### Work to do
Can the data below be set down again exactly, line for line?
** start Stored records **
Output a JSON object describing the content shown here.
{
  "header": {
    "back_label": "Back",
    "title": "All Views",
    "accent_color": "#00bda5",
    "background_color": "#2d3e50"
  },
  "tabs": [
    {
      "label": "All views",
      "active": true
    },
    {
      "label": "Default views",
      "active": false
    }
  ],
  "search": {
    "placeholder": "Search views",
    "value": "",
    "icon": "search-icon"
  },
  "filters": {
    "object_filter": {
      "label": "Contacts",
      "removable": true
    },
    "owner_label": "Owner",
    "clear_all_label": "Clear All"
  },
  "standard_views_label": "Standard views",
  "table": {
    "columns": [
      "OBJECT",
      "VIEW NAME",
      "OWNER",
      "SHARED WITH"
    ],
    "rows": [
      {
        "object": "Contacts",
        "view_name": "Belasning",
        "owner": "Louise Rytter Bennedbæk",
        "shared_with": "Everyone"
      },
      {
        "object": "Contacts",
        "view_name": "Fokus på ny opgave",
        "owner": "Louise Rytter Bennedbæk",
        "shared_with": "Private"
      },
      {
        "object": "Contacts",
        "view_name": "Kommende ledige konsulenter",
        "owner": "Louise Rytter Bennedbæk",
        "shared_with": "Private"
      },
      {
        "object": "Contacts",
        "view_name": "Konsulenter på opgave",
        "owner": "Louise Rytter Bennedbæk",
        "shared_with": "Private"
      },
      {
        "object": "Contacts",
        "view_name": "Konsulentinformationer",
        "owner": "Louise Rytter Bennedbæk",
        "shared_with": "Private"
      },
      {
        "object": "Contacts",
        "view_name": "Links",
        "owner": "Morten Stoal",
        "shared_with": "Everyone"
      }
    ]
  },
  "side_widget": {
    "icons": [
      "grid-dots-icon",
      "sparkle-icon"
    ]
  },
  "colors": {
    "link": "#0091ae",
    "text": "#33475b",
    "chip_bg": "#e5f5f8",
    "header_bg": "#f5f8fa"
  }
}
** end Stored records **
### Response to the task
Output a JSON object describing the content shown here.
{
  "header": {
    "back_label": "Back",
    "title": "All Views",
    "accent_color": "#00bda5",
    "background_color": "#2d3e50"
  },
  "tabs": [
    {
      "label": "All views",
      "active": true
    },
    {
      "label": "Default views",
      "active": false
    }
  ],
  "search": {
    "placeholder": "Search views",
    "value": "",
    "icon": "search-icon"
  },
  "filters": {
    "object_filter": {
      "label": "Contacts",
      "removable": true
    },
    "owner_label": "Owner",
    "clear_all_label": "Clear All"
  },
  "standard_views_label": "Standard views",
  "table": {
    "columns": [
      "OBJECT",
      "VIEW NAME",
      "OWNER",
      "SHARED WITH"
    ],
    "rows": [
      {
        "object": "Contacts",
        "view_name": "Belasning",
        "owner": "Louise Rytter Bennedbæk",
        "shared_with": "Everyone"
      },
      {
        "object": "Contacts",
        "view_name": "Fokus på ny opgave",
        "owner": "Louise Rytter Bennedbæk",
        "shared_with": "Private"
      },
      {
        "object": "Contacts",
        "view_name": "Kommende ledige konsulenter",
        "owner": "Louise Rytter Bennedbæk",
        "shared_with": "Private"
      },
      {
        "object": "Contacts",
        "view_name": "Konsulenter på opgave",
        "owner": "Louise Rytter Bennedbæk",
        "shared_with": "Private"
      },
      {
        "object": "Contacts",
        "view_name": "Konsulentinformationer",
        "owner": "Louise Rytter Bennedbæk",
        "shared_with": "Private"
      },
      {
        "object": "Contacts",
        "view_name": "Links",
        "owner": "Morten Stoal",
        "shared_with": "Everyone"
      }
    ]
  },
  "side_widget": {
    "icons": [
      "grid-dots-icon",
      "sparkle-icon"
    ]
  },
  "colors": {
    "link": "#0091ae",
    "text": "#33475b",
    "chip_bg": "#e5f5f8",
    "header_bg": "#f5f8fa"
  }
}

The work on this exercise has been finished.